• [Exercise prompt]:
Filter the listing and keep only the lines with the word "следует".

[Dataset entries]
=====

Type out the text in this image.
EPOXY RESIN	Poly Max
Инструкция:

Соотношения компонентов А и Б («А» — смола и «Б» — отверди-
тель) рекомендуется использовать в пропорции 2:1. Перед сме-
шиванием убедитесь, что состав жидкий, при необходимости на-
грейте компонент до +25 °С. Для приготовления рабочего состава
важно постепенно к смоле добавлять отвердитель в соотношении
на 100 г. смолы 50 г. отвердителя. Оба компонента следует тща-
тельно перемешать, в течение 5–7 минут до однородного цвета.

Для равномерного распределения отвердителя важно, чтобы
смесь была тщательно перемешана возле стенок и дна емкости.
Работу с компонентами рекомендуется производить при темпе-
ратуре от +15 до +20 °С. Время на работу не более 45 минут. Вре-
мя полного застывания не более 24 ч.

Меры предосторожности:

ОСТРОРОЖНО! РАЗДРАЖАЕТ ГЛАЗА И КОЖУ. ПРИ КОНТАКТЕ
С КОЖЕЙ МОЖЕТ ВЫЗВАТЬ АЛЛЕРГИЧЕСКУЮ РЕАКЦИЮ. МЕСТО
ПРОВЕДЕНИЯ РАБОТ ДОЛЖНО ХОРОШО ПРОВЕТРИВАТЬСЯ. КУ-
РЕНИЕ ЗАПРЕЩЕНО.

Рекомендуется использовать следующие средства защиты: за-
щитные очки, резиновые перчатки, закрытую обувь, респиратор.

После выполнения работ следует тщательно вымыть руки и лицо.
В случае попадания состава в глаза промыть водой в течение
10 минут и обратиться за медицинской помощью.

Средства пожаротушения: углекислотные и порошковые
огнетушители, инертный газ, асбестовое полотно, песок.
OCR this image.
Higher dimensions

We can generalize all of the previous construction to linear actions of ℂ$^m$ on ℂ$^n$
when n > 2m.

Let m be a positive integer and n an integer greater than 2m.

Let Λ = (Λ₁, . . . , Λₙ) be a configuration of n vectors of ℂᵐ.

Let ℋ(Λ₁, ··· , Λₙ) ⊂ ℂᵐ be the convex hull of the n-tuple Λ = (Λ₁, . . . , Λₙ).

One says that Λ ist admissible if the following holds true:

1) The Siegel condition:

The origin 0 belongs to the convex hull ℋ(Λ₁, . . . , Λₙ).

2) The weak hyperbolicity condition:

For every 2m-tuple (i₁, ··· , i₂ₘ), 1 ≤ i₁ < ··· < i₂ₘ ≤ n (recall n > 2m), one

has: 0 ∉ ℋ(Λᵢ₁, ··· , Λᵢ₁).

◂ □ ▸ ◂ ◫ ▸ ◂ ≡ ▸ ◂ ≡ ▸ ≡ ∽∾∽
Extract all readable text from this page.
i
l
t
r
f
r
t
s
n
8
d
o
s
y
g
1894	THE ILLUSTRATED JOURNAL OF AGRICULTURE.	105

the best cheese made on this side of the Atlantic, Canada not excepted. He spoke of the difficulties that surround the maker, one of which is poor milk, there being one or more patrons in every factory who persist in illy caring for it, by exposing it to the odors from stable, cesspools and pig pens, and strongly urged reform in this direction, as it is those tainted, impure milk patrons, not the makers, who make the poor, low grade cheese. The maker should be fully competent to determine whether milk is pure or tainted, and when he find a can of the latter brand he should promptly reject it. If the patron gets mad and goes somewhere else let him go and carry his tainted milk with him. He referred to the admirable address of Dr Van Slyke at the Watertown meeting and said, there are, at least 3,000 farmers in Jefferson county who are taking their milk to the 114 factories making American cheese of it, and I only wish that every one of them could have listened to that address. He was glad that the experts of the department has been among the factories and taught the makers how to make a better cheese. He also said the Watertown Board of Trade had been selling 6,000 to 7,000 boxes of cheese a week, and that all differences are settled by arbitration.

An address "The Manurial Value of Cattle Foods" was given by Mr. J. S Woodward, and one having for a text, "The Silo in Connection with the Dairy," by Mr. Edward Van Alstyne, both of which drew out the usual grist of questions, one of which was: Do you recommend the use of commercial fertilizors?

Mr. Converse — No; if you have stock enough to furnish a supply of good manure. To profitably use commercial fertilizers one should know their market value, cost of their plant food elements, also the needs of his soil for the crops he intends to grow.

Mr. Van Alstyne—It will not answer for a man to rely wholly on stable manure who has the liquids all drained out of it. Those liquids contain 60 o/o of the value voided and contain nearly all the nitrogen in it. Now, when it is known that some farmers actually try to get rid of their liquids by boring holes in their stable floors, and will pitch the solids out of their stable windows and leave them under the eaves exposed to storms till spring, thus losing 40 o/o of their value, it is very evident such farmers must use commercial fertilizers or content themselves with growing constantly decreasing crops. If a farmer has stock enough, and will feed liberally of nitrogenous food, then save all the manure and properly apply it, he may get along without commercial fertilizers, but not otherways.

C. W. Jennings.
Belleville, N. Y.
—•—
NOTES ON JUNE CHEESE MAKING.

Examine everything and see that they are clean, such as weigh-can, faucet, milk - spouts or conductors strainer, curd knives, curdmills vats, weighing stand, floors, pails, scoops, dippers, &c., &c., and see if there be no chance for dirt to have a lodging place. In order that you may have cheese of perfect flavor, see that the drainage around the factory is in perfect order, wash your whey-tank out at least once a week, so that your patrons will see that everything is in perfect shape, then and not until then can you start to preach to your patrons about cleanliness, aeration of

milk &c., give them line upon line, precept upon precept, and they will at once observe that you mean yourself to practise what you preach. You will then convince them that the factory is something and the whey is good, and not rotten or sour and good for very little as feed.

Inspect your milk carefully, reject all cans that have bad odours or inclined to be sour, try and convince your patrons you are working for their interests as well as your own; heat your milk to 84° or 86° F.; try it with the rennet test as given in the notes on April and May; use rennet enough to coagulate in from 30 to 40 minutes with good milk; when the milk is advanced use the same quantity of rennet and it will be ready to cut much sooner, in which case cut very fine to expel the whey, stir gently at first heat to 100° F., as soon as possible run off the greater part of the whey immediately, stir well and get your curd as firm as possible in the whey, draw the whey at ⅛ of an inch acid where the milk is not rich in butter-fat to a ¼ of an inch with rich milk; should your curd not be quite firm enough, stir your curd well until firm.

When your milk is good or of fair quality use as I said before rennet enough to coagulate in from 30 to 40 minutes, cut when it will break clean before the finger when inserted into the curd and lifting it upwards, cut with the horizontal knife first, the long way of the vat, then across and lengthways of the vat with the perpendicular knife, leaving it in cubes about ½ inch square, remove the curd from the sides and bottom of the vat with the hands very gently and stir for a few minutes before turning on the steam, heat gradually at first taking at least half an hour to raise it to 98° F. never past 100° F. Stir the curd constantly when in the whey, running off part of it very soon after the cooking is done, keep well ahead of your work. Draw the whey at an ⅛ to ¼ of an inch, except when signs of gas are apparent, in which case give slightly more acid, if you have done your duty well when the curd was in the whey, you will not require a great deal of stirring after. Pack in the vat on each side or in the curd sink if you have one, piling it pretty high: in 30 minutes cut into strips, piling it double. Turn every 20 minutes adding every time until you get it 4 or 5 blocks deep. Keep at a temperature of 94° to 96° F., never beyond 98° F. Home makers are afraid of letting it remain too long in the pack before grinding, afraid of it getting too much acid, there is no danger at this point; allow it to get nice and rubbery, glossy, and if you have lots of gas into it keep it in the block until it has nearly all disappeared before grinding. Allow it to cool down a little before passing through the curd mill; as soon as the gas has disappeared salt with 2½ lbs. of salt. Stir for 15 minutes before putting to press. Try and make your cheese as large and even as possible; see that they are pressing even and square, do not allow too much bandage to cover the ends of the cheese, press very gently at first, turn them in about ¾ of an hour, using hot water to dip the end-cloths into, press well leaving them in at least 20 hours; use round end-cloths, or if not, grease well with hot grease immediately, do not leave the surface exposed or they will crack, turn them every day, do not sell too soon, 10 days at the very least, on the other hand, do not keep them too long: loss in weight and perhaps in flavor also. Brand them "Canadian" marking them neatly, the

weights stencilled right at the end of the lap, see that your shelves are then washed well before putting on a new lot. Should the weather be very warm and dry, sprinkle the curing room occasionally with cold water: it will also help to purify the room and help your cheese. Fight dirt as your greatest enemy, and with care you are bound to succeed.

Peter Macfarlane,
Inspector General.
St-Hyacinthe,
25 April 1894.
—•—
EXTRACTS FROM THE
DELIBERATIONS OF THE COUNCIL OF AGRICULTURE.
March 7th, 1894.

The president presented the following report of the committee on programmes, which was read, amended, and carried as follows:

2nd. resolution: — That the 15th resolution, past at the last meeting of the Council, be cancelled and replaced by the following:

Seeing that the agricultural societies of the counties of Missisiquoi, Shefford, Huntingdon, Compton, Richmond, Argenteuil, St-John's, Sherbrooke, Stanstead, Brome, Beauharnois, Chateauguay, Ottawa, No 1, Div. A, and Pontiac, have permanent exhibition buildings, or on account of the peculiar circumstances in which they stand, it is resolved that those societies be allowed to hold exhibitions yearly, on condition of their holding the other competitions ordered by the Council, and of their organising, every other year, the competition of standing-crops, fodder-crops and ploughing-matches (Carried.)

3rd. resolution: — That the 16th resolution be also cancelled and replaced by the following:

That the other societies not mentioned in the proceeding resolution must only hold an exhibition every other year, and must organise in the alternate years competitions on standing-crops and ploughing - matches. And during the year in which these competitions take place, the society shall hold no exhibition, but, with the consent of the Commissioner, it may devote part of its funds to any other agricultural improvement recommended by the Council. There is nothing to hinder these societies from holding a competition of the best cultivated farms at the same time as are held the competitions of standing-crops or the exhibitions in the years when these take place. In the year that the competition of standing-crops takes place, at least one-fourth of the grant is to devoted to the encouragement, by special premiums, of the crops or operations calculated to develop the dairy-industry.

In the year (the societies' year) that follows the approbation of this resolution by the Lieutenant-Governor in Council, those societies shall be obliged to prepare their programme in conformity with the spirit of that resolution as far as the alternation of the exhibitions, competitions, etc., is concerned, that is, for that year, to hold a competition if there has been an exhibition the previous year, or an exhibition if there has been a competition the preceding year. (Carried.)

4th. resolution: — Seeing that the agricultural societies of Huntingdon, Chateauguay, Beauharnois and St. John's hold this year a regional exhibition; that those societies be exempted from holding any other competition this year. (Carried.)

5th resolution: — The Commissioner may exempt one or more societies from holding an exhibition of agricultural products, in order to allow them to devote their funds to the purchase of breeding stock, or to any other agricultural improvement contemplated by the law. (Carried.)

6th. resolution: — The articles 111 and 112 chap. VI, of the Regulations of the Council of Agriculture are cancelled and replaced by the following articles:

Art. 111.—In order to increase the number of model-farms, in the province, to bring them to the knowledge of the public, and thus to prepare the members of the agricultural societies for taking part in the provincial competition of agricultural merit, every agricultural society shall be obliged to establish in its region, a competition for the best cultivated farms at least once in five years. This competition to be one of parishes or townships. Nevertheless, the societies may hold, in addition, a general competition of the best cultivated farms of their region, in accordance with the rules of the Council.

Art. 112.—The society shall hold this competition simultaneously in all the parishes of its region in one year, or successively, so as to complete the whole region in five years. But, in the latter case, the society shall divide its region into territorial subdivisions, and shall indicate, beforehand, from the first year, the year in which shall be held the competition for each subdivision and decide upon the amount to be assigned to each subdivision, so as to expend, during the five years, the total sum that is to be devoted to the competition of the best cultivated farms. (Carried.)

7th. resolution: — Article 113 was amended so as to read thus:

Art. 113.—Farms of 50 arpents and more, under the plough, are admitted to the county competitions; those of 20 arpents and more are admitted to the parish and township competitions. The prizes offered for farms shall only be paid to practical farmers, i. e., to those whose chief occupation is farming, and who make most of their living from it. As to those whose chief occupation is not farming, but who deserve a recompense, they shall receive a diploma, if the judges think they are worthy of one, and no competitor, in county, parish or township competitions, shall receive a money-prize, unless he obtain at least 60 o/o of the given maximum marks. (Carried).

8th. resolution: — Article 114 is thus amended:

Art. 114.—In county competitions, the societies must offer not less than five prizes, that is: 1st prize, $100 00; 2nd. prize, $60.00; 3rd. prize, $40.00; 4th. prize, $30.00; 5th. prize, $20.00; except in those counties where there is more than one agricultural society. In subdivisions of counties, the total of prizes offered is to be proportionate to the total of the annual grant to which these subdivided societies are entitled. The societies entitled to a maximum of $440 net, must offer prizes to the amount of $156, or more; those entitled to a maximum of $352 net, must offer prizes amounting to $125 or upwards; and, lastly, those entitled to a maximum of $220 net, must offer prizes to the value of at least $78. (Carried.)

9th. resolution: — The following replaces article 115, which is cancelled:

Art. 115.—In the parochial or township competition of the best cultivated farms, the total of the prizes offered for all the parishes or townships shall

=====

• [Solution to this task]:
на 100 г. смолы 50 г. отвердителя. Оба компонента следует тща-
После выполнения работ следует тщательно вымыть руки и лицо.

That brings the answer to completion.